* Short exercise *
Carry none of the pictures over; set down the material below exactly.

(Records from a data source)
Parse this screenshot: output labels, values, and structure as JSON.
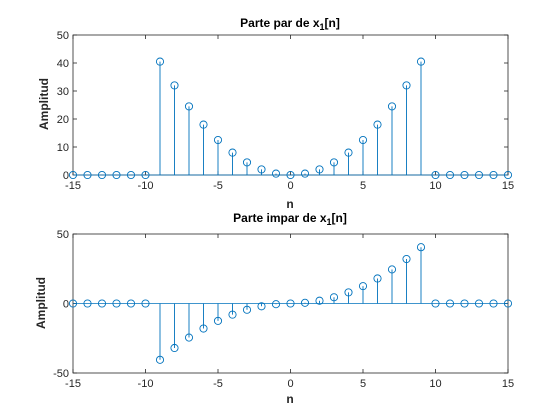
{
  "figure": {
    "background": "#ffffff",
    "stem_color": "#0072bd",
    "axis_color": "#262626"
  },
  "chart_data": [
    {
      "type": "stem",
      "title_main": "Parte par de x",
      "title_sub": "1",
      "title_tail": "[n]",
      "xlabel": "n",
      "ylabel": "Amplitud",
      "xlim": [
        -15,
        15
      ],
      "ylim": [
        0,
        50
      ],
      "xticks": [
        -15,
        -10,
        -5,
        0,
        5,
        10,
        15
      ],
      "yticks": [
        0,
        10,
        20,
        30,
        40,
        50
      ],
      "x": [
        -15,
        -14,
        -13,
        -12,
        -11,
        -10,
        -9,
        -8,
        -7,
        -6,
        -5,
        -4,
        -3,
        -2,
        -1,
        0,
        1,
        2,
        3,
        4,
        5,
        6,
        7,
        8,
        9,
        10,
        11,
        12,
        13,
        14,
        15
      ],
      "values": [
        0,
        0,
        0,
        0,
        0,
        0,
        40.5,
        32,
        24.5,
        18,
        12.5,
        8,
        4.5,
        2,
        0.5,
        0,
        0.5,
        2,
        4.5,
        8,
        12.5,
        18,
        24.5,
        32,
        40.5,
        0,
        0,
        0,
        0,
        0,
        0
      ]
    },
    {
      "type": "stem",
      "title_main": "Parte impar de x",
      "title_sub": "1",
      "title_tail": "[n]",
      "xlabel": "n",
      "ylabel": "Amplitud",
      "xlim": [
        -15,
        15
      ],
      "ylim": [
        -50,
        50
      ],
      "xticks": [
        -15,
        -10,
        -5,
        0,
        5,
        10,
        15
      ],
      "yticks": [
        -50,
        0,
        50
      ],
      "x": [
        -15,
        -14,
        -13,
        -12,
        -11,
        -10,
        -9,
        -8,
        -7,
        -6,
        -5,
        -4,
        -3,
        -2,
        -1,
        0,
        1,
        2,
        3,
        4,
        5,
        6,
        7,
        8,
        9,
        10,
        11,
        12,
        13,
        14,
        15
      ],
      "values": [
        0,
        0,
        0,
        0,
        0,
        0,
        -40.5,
        -32,
        -24.5,
        -18,
        -12.5,
        -8,
        -4.5,
        -2,
        -0.5,
        0,
        0.5,
        2,
        4.5,
        8,
        12.5,
        18,
        24.5,
        32,
        40.5,
        0,
        0,
        0,
        0,
        0,
        0
      ]
    }
  ]
}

* Expected output *
Parse this screenshot: output labels, values, and structure as JSON.
{
  "figure": {
    "background": "#ffffff",
    "stem_color": "#0072bd",
    "axis_color": "#262626"
  },
  "chart_data": [
    {
      "type": "stem",
      "title_main": "Parte par de x",
      "title_sub": "1",
      "title_tail": "[n]",
      "xlabel": "n",
      "ylabel": "Amplitud",
      "xlim": [
        -15,
        15
      ],
      "ylim": [
        0,
        50
      ],
      "xticks": [
        -15,
        -10,
        -5,
        0,
        5,
        10,
        15
      ],
      "yticks": [
        0,
        10,
        20,
        30,
        40,
        50
      ],
      "x": [
        -15,
        -14,
        -13,
        -12,
        -11,
        -10,
        -9,
        -8,
        -7,
        -6,
        -5,
        -4,
        -3,
        -2,
        -1,
        0,
        1,
        2,
        3,
        4,
        5,
        6,
        7,
        8,
        9,
        10,
        11,
        12,
        13,
        14,
        15
      ],
      "values": [
        0,
        0,
        0,
        0,
        0,
        0,
        40.5,
        32,
        24.5,
        18,
        12.5,
        8,
        4.5,
        2,
        0.5,
        0,
        0.5,
        2,
        4.5,
        8,
        12.5,
        18,
        24.5,
        32,
        40.5,
        0,
        0,
        0,
        0,
        0,
        0
      ]
    },
    {
      "type": "stem",
      "title_main": "Parte impar de x",
      "title_sub": "1",
      "title_tail": "[n]",
      "xlabel": "n",
      "ylabel": "Amplitud",
      "xlim": [
        -15,
        15
      ],
      "ylim": [
        -50,
        50
      ],
      "xticks": [
        -15,
        -10,
        -5,
        0,
        5,
        10,
        15
      ],
      "yticks": [
        -50,
        0,
        50
      ],
      "x": [
        -15,
        -14,
        -13,
        -12,
        -11,
        -10,
        -9,
        -8,
        -7,
        -6,
        -5,
        -4,
        -3,
        -2,
        -1,
        0,
        1,
        2,
        3,
        4,
        5,
        6,
        7,
        8,
        9,
        10,
        11,
        12,
        13,
        14,
        15
      ],
      "values": [
        0,
        0,
        0,
        0,
        0,
        0,
        -40.5,
        -32,
        -24.5,
        -18,
        -12.5,
        -8,
        -4.5,
        -2,
        -0.5,
        0,
        0.5,
        2,
        4.5,
        8,
        12.5,
        18,
        24.5,
        32,
        40.5,
        0,
        0,
        0,
        0,
        0,
        0
      ]
    }
  ]
}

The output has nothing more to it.